EXERCISE = Reproduce the lines of the material exactly, excluding every image.

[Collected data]
======

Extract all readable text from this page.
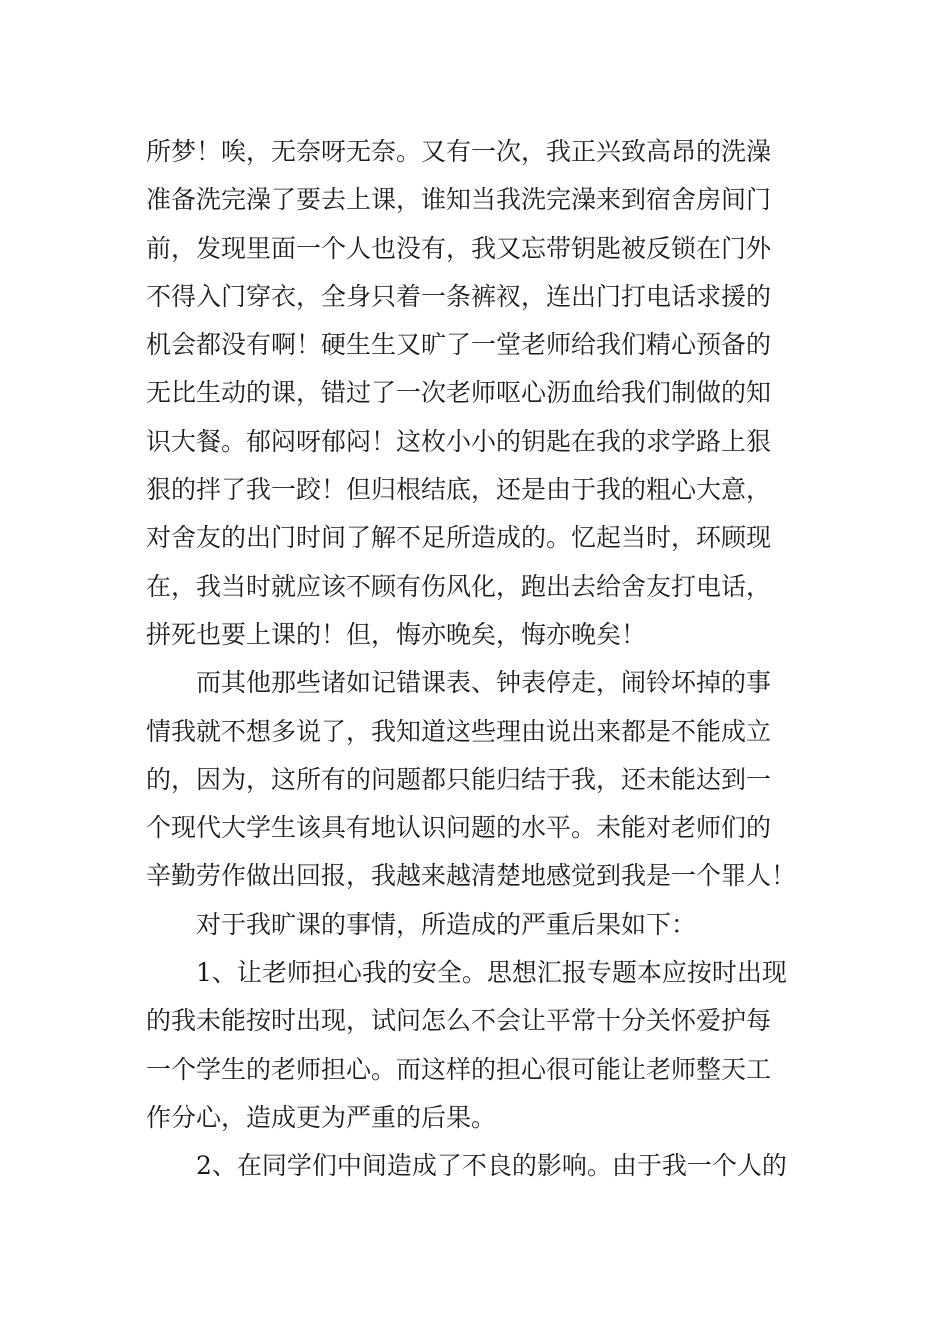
所梦！唉，无奈呀无奈。又有一次，我正兴致高昂的洗澡
准备洗完澡了要去上课，谁知当我洗完澡来到宿舍房间门
前，发现里面一个人也没有，我又忘带钥匙被反锁在门外
不得入门穿衣，全身只着一条裤衩，连出门打电话求援的
机会都没有啊！硬生生又旷了一堂老师给我们精心预备的
无比生动的课，错过了一次老师呕心沥血给我们制做的知
识大餐。郁闷呀郁闷！这枚小小的钥匙在我的求学路上狠
狠的拌了我一跤！但归根结底，还是由于我的粗心大意，
对舍友的出门时间了解不足所造成的。忆起当时，环顾现
在，我当时就应该不顾有伤风化，跑出去给舍友打电话，
拼死也要上课的！但，悔亦晚矣，悔亦晚矣！
而其他那些诸如记错课表、钟表停走，闹铃坏掉的事
情我就不想多说了，我知道这些理由说出来都是不能成立
的，因为，这所有的问题都只能归结于我，还未能达到一
个现代大学生该具有地认识问题的水平。未能对老师们的
辛勤劳作做出回报，我越来越清楚地感觉到我是一个罪人！
对于我旷课的事情，所造成的严重后果如下：
1、让老师担心我的安全。思想汇报专题本应按时出现
的我未能按时出现，试问怎么不会让平常十分关怀爱护每
一个学生的老师担心。而这样的担心很可能让老师整天工
作分心，造成更为严重的后果。
2、在同学们中间造成了不良的影响。由于我一个人的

======

REPLY =
Extract all readable text from this page.
所梦！唉，无奈呀无奈。又有一次，我正兴致高昂的洗澡
准备洗完澡了要去上课，谁知当我洗完澡来到宿舍房间门
前，发现里面一个人也没有，我又忘带钥匙被反锁在门外
不得入门穿衣，全身只着一条裤衩，连出门打电话求援的
机会都没有啊！硬生生又旷了一堂老师给我们精心预备的
无比生动的课，错过了一次老师呕心沥血给我们制做的知
识大餐。郁闷呀郁闷！这枚小小的钥匙在我的求学路上狠
狠的拌了我一跤！但归根结底，还是由于我的粗心大意，
对舍友的出门时间了解不足所造成的。忆起当时，环顾现
在，我当时就应该不顾有伤风化，跑出去给舍友打电话，
拼死也要上课的！但，悔亦晚矣，悔亦晚矣！
而其他那些诸如记错课表、钟表停走，闹铃坏掉的事
情我就不想多说了，我知道这些理由说出来都是不能成立
的，因为，这所有的问题都只能归结于我，还未能达到一
个现代大学生该具有地认识问题的水平。未能对老师们的
辛勤劳作做出回报，我越来越清楚地感觉到我是一个罪人！
对于我旷课的事情，所造成的严重后果如下：
1、让老师担心我的安全。思想汇报专题本应按时出现
的我未能按时出现，试问怎么不会让平常十分关怀爱护每
一个学生的老师担心。而这样的担心很可能让老师整天工
作分心，造成更为严重的后果。
2、在同学们中间造成了不良的影响。由于我一个人的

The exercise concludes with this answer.